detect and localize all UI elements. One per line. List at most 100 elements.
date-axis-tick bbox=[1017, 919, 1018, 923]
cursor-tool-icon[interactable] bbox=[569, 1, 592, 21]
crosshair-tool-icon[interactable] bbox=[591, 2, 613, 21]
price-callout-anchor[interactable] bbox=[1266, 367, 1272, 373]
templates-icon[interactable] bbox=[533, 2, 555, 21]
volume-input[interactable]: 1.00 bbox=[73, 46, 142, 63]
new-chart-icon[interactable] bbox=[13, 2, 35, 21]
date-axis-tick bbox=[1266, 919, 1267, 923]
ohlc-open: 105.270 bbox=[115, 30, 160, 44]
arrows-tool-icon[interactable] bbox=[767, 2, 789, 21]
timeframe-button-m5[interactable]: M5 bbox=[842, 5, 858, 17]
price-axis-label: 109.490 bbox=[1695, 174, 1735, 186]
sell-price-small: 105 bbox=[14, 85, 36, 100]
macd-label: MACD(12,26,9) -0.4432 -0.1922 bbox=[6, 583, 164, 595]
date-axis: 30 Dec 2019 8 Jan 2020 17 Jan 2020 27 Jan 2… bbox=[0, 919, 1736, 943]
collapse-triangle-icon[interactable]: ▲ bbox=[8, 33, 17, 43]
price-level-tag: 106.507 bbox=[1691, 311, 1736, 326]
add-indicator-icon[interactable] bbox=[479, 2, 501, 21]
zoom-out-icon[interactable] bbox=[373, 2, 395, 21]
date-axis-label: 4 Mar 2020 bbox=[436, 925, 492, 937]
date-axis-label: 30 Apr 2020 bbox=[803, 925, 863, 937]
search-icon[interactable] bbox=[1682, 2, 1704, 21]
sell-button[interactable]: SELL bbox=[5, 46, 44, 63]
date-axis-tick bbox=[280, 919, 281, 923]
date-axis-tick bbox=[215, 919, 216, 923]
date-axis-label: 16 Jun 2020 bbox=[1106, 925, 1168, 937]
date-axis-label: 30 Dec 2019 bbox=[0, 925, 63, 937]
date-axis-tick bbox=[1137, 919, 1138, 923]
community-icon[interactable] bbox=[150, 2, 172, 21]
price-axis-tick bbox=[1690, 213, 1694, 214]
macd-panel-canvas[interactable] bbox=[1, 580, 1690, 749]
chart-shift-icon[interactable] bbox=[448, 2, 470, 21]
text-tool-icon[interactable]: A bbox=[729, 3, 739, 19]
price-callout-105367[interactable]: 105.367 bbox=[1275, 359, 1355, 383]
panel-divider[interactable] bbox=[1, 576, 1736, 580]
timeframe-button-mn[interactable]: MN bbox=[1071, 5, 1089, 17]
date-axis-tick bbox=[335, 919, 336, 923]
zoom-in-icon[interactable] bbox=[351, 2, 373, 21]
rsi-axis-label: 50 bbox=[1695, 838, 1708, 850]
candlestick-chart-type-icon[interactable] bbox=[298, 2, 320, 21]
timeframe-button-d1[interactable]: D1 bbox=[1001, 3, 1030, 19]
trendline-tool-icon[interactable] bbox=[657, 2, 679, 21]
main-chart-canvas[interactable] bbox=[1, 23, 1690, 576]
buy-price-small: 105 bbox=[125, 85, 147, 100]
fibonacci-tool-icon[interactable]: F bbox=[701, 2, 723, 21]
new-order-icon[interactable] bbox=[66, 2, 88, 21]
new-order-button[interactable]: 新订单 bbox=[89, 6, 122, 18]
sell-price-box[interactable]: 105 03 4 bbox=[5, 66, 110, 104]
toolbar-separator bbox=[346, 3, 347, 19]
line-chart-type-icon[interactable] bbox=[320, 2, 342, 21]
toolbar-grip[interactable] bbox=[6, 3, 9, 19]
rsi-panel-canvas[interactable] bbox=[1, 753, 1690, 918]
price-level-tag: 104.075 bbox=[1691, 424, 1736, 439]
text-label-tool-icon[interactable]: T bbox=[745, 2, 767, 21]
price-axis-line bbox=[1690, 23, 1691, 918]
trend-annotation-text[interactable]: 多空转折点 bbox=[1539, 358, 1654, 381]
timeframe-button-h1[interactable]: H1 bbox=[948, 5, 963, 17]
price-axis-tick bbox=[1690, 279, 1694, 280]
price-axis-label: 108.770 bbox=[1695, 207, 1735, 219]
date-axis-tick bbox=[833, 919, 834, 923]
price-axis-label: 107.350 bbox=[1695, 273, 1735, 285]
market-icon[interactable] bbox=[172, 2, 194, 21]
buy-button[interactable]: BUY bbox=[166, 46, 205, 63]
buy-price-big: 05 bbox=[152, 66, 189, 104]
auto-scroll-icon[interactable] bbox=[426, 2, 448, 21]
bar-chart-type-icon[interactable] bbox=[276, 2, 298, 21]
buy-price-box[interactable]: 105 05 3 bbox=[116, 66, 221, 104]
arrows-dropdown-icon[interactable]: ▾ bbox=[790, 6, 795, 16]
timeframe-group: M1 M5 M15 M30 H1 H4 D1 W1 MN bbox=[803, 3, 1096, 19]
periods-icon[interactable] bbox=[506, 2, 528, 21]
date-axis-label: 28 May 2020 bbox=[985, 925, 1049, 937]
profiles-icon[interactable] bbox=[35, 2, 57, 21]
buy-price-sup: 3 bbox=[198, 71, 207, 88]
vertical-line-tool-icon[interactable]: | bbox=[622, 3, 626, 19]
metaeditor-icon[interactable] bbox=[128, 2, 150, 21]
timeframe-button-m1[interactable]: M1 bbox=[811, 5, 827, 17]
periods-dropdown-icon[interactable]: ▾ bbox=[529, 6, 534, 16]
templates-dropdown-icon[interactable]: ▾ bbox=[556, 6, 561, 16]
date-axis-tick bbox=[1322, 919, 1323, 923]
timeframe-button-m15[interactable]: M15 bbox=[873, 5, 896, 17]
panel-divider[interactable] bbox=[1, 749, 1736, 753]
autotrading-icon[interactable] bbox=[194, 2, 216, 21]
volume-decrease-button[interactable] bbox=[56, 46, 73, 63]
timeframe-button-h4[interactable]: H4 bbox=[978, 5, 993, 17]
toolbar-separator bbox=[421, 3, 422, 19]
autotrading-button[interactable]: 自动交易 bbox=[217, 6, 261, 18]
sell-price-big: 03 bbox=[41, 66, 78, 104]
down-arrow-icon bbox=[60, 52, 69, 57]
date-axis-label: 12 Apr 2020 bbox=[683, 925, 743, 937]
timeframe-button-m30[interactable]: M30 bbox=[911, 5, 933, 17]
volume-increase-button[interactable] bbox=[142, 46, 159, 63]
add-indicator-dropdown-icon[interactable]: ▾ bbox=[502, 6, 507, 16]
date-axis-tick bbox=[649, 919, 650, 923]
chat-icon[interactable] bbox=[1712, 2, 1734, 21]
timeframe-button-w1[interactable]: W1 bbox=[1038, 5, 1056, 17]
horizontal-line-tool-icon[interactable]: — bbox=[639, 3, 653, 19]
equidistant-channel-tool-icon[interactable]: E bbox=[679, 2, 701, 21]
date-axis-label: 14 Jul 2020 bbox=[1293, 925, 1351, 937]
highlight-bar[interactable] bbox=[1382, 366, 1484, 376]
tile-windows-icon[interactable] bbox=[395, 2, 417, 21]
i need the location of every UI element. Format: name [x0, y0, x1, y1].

==

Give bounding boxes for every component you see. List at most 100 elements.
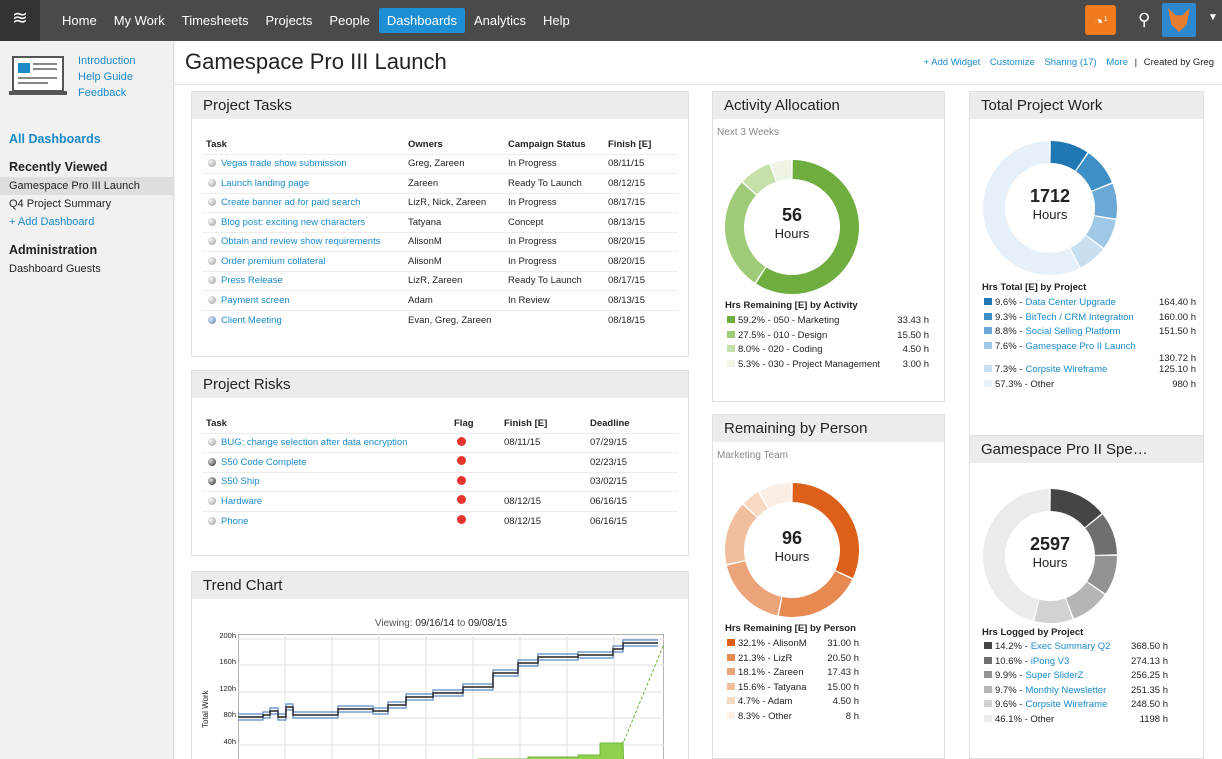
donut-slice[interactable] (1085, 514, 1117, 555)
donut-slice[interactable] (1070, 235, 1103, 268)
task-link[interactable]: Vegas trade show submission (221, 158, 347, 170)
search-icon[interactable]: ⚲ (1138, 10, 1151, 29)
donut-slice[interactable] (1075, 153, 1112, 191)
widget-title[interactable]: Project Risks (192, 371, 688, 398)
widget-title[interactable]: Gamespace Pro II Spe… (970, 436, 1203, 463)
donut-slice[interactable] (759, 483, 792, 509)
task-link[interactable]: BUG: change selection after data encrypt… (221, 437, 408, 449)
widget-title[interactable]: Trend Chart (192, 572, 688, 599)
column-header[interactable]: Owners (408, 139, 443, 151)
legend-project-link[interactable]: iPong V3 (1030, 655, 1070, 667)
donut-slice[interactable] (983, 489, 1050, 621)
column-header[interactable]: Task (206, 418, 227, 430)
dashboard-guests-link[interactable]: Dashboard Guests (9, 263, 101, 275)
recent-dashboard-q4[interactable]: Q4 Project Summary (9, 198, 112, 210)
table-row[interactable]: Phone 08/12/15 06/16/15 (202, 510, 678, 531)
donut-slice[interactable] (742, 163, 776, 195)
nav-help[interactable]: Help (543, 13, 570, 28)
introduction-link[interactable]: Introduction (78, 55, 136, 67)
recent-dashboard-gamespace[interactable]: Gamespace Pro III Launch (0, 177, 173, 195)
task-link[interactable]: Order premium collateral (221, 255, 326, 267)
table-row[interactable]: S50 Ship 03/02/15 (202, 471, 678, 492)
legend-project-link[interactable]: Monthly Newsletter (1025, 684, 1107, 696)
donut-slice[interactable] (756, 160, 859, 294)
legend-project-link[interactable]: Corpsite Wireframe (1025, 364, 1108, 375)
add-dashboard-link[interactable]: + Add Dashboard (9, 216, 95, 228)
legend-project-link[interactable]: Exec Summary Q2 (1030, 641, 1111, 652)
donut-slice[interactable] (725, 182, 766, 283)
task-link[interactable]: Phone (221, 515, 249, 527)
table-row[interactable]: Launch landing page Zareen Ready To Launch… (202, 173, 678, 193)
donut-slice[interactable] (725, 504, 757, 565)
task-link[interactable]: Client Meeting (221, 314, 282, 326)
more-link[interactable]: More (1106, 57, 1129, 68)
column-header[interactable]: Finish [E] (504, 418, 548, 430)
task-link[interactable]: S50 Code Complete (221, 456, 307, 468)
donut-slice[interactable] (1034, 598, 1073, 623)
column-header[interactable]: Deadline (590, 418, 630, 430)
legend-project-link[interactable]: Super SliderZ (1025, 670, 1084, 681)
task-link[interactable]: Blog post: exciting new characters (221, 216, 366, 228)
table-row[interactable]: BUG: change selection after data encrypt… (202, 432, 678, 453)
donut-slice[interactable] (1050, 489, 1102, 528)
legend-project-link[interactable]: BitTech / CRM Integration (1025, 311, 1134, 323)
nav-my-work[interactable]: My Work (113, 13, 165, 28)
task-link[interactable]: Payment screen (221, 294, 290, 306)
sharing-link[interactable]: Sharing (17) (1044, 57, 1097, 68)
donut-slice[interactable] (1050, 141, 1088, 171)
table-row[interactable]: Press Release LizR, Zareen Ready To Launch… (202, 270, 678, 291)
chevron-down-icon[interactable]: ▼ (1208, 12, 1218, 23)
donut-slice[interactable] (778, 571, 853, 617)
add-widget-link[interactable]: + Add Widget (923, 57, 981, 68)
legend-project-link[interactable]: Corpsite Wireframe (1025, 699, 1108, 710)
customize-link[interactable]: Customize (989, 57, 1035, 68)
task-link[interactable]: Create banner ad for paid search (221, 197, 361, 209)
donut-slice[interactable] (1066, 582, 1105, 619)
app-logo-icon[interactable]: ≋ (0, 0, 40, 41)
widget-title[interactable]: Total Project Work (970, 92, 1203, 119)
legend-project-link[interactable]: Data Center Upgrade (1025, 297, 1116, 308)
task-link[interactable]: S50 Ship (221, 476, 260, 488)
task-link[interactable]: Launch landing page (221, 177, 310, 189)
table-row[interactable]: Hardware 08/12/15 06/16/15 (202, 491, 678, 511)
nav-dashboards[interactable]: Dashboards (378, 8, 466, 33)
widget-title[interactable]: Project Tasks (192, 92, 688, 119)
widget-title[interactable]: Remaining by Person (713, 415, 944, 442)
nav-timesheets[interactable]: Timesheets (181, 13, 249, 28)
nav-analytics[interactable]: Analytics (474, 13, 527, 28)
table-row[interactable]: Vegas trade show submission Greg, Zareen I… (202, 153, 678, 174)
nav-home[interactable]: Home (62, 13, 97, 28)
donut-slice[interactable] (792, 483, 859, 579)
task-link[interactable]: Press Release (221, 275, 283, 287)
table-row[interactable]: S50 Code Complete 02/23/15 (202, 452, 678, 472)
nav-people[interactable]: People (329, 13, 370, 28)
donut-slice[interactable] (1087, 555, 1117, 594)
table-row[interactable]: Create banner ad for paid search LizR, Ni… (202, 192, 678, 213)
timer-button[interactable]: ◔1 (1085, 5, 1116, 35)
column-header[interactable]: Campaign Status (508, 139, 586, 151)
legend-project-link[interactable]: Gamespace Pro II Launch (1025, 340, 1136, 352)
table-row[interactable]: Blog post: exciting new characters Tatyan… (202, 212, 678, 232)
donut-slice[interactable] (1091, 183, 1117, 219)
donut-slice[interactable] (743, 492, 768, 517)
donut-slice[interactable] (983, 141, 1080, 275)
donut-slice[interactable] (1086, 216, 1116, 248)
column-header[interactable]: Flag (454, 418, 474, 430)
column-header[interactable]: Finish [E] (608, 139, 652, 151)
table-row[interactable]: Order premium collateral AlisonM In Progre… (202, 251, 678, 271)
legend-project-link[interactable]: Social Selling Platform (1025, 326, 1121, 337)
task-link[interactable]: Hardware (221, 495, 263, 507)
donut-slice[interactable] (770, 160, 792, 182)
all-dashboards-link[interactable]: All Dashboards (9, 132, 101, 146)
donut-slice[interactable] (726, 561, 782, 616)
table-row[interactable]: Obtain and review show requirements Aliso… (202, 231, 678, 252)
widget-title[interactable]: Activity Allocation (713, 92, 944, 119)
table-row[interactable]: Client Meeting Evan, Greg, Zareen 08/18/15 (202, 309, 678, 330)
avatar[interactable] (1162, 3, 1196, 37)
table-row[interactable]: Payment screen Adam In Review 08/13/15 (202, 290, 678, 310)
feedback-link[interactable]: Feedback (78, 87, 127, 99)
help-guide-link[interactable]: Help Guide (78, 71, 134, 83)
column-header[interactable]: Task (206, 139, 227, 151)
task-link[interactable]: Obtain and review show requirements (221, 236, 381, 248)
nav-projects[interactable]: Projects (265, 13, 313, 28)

*What the task requires:* Copy out every item, word for word, from the line containing "donut-slice[interactable] (1085, 514, 1117, 555)" down to the line containing "recent-dashboard-gamespace[interactable]: Gamespace Pro", including both of those lines.

*Solution to the problem:*
donut-slice[interactable] (1085, 514, 1117, 555)
donut-slice[interactable] (1070, 235, 1103, 268)
task-link[interactable]: Vegas trade show submission (221, 158, 347, 170)
search-icon[interactable]: ⚲ (1138, 10, 1151, 29)
donut-slice[interactable] (1075, 153, 1112, 191)
widget-title[interactable]: Project Risks (192, 371, 688, 398)
widget-title[interactable]: Gamespace Pro II Spe… (970, 436, 1203, 463)
donut-slice[interactable] (759, 483, 792, 509)
task-link[interactable]: BUG: change selection after data encrypt… (221, 437, 408, 449)
widget-title[interactable]: Trend Chart (192, 572, 688, 599)
column-header[interactable]: Owners (408, 139, 443, 151)
legend-project-link[interactable]: iPong V3 (1030, 655, 1070, 667)
donut-slice[interactable] (983, 489, 1050, 621)
column-header[interactable]: Task (206, 418, 227, 430)
dashboard-guests-link[interactable]: Dashboard Guests (9, 263, 101, 275)
recent-dashboard-q4[interactable]: Q4 Project Summary (9, 198, 112, 210)
table-row[interactable]: Phone 08/12/15 06/16/15 (202, 510, 678, 531)
donut-slice[interactable] (742, 163, 776, 195)
nav-help[interactable]: Help (543, 13, 570, 28)
introduction-link[interactable]: Introduction (78, 55, 136, 67)
recent-dashboard-gamespace[interactable]: Gamespace Pro III Launch (0, 177, 173, 195)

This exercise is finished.